_Exercise description_
Collect each line of the records containing the string "РАСЧЕТ".

_Given records_
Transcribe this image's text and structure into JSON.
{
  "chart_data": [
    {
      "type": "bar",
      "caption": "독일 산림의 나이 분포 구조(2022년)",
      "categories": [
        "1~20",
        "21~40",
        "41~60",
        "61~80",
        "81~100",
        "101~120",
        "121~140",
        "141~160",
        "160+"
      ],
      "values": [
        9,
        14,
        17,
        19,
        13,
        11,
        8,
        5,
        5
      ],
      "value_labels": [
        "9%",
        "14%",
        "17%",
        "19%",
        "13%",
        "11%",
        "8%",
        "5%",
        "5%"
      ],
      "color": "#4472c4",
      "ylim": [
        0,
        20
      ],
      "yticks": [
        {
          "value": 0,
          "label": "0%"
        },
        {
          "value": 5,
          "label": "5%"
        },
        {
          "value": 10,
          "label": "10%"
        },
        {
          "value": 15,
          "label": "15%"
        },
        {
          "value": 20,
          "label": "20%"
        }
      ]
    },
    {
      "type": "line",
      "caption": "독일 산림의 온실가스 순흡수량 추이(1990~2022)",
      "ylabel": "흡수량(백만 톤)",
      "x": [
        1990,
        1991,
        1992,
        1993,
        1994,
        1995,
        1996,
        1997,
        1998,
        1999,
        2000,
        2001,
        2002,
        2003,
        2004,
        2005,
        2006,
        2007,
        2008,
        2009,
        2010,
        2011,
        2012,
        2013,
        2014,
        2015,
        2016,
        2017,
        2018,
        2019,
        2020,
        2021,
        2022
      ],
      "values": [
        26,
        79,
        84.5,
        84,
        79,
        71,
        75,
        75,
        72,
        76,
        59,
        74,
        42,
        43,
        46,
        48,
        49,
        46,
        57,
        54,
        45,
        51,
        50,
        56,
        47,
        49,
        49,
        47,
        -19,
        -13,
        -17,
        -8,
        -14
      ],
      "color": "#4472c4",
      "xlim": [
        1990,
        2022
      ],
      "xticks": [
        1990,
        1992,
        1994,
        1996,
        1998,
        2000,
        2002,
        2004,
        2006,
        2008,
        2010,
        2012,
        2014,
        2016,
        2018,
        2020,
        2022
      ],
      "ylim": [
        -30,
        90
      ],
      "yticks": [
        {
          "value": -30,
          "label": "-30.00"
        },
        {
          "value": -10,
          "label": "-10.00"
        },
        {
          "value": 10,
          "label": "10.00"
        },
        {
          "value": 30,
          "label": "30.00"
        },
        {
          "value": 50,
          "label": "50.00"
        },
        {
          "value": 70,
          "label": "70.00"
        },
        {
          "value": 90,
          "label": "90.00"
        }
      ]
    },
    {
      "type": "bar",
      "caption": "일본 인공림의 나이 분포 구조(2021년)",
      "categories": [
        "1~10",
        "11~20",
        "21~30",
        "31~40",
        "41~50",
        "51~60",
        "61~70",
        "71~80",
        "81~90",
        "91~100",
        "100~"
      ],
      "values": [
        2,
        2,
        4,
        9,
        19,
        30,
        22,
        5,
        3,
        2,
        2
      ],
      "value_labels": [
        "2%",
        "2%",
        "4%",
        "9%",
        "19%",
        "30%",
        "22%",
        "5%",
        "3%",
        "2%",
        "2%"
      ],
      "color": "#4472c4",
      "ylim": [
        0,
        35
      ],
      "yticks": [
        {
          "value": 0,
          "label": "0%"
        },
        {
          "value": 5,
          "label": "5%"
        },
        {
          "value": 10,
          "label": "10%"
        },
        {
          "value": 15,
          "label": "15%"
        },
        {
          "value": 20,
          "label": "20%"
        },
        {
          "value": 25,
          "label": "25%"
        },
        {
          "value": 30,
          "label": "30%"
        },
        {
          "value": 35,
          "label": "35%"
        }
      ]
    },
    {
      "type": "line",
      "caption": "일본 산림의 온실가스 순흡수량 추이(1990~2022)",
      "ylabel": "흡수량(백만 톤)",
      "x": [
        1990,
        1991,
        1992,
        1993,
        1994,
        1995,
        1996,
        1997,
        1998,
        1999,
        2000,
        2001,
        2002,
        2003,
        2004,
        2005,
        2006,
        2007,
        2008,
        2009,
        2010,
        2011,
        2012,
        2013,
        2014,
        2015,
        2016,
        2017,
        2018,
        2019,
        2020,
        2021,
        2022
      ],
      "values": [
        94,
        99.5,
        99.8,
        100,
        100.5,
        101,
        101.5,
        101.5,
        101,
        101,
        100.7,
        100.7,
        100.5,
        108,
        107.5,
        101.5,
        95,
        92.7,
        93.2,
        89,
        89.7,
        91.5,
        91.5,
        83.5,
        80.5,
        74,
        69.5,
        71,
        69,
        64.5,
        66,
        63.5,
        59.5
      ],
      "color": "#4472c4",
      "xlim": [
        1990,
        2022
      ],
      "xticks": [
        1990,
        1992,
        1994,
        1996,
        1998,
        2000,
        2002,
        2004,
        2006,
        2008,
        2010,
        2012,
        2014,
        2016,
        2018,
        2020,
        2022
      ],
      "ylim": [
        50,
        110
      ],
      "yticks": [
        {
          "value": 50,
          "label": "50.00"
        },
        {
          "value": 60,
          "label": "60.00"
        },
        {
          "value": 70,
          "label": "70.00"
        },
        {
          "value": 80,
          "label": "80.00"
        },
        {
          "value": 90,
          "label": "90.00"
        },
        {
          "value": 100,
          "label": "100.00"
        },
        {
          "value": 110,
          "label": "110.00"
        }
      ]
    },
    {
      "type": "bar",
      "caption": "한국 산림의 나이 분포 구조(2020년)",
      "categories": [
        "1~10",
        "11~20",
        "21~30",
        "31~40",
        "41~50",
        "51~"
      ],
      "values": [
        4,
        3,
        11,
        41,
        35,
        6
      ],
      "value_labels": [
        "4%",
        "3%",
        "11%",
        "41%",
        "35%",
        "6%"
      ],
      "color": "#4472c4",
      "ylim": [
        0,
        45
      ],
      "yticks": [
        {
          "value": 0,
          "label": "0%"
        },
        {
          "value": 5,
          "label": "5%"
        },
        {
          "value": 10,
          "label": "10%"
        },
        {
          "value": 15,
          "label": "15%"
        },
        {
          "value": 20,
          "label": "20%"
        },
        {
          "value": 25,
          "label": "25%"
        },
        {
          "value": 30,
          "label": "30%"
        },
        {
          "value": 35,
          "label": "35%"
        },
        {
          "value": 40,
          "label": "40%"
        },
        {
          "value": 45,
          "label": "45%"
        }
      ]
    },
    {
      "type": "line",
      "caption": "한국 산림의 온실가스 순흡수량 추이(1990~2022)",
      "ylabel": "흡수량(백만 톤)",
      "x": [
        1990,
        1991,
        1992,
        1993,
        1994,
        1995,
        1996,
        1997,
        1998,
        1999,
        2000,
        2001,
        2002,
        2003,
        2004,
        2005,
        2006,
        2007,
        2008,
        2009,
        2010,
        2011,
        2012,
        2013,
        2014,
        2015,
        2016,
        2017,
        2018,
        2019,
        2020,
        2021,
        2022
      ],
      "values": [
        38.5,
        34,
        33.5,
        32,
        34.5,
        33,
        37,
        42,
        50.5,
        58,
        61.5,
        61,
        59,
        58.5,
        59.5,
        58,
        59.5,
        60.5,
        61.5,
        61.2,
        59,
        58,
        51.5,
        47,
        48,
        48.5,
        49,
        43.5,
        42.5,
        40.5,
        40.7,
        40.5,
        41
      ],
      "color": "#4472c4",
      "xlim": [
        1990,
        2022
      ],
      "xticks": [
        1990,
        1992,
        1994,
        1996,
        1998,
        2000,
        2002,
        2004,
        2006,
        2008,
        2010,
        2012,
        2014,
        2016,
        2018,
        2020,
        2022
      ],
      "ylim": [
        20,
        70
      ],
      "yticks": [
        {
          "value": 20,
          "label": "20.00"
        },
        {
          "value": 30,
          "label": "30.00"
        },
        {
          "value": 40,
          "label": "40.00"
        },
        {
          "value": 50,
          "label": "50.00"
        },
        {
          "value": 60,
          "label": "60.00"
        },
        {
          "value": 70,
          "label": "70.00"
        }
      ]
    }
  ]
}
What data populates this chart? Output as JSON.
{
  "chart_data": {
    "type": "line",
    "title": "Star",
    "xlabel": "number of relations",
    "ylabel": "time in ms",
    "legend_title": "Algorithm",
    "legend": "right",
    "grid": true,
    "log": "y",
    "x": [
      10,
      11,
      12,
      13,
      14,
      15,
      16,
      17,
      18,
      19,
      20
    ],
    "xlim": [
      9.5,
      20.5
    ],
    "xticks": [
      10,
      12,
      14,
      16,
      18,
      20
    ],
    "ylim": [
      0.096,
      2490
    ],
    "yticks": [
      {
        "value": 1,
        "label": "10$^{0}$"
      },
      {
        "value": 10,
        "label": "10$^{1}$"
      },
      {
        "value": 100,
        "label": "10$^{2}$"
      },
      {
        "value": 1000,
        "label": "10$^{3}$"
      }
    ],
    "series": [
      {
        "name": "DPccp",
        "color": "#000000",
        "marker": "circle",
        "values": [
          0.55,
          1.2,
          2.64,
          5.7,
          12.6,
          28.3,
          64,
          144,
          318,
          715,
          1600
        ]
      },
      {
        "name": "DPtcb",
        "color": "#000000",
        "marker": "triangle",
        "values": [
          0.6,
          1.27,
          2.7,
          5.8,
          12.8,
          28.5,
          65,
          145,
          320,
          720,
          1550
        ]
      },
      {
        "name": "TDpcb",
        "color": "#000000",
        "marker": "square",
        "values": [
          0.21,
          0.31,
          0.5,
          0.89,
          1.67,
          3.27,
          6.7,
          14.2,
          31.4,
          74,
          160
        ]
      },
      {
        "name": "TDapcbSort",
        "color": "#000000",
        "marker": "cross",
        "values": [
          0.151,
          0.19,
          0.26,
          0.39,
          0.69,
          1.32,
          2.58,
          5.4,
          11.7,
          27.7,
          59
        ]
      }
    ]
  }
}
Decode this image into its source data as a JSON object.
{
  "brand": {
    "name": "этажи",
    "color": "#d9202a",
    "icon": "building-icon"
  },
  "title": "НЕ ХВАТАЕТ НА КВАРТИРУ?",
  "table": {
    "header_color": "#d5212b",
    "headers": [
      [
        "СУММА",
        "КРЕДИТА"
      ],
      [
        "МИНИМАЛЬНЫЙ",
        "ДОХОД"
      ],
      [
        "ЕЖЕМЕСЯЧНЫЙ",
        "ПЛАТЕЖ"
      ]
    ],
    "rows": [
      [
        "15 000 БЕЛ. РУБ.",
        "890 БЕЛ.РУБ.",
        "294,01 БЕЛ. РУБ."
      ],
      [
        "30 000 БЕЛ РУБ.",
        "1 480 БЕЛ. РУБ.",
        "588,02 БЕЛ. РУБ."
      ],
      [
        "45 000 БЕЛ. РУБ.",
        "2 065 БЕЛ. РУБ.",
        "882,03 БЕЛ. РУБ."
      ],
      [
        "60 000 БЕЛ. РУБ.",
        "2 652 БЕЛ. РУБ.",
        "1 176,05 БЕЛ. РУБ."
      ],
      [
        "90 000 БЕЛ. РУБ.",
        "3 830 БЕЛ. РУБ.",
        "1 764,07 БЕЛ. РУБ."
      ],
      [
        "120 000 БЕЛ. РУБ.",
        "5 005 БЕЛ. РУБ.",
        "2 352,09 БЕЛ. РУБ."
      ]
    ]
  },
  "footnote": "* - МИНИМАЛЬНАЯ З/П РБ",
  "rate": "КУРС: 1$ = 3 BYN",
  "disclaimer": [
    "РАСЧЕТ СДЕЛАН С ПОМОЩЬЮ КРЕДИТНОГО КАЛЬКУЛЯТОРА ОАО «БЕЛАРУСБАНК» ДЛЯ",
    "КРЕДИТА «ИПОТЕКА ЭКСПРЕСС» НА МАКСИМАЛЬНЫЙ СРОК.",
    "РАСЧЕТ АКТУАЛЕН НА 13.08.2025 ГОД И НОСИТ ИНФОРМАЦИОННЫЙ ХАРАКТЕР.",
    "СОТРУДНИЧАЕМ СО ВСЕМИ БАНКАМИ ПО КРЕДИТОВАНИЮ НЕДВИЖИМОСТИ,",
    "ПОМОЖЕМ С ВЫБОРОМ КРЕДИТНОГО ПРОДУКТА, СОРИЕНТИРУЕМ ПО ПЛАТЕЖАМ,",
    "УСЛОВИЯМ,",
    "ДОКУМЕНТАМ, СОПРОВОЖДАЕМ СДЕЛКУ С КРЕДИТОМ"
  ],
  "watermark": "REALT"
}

_In response_
    "РАСЧЕТ СДЕЛАН С ПОМОЩЬЮ КРЕДИТНОГО КАЛЬКУЛЯТОРА ОАО «БЕЛАРУСБАНК» ДЛЯ",
    "РАСЧЕТ АКТУАЛЕН НА 13.08.2025 ГОД И НОСИТ ИНФОРМАЦИОННЫЙ ХАРАКТЕР.",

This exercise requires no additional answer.